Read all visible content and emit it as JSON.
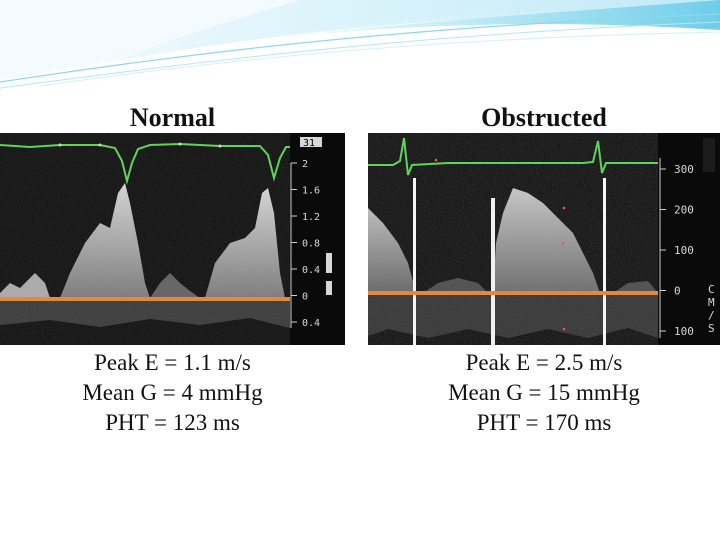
{
  "panels": {
    "normal": {
      "title": "Normal",
      "scale_labels": [
        "2",
        "1.6",
        "1.2",
        "0.8",
        "0.4",
        "0",
        "0.4"
      ],
      "corner_label": "31",
      "stats": [
        "Peak E = 1.1 m/s",
        "Mean G = 4 mmHg",
        "PHT = 123 ms"
      ]
    },
    "obstructed": {
      "title": "Obstructed",
      "scale_labels": [
        "300",
        "200",
        "100",
        "0",
        "100"
      ],
      "unit_label": [
        "C",
        "M",
        "/",
        "S"
      ],
      "stats": [
        "Peak E = 2.5 m/s",
        "Mean G = 15 mmHg",
        "PHT = 170 ms"
      ]
    }
  },
  "colors": {
    "background": "#ffffff",
    "banner_light": "#cfeefa",
    "banner_mid": "#6fcde8",
    "ecg_trace": "#5fd35a",
    "baseline": "#e08a3a",
    "echo_bg": "#0a0a0a"
  }
}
───
What the exercise asks: Omit the pictures and restate the rest of the records verbatim.

Exercise solution:
Read all visible content and emit it as JSON.
{
  "panels": {
    "normal": {
      "title": "Normal",
      "scale_labels": [
        "2",
        "1.6",
        "1.2",
        "0.8",
        "0.4",
        "0",
        "0.4"
      ],
      "corner_label": "31",
      "stats": [
        "Peak E = 1.1 m/s",
        "Mean G = 4 mmHg",
        "PHT = 123 ms"
      ]
    },
    "obstructed": {
      "title": "Obstructed",
      "scale_labels": [
        "300",
        "200",
        "100",
        "0",
        "100"
      ],
      "unit_label": [
        "C",
        "M",
        "/",
        "S"
      ],
      "stats": [
        "Peak E = 2.5 m/s",
        "Mean G = 15 mmHg",
        "PHT = 170 ms"
      ]
    }
  },
  "colors": {
    "background": "#ffffff",
    "banner_light": "#cfeefa",
    "banner_mid": "#6fcde8",
    "ecg_trace": "#5fd35a",
    "baseline": "#e08a3a",
    "echo_bg": "#0a0a0a"
  }
}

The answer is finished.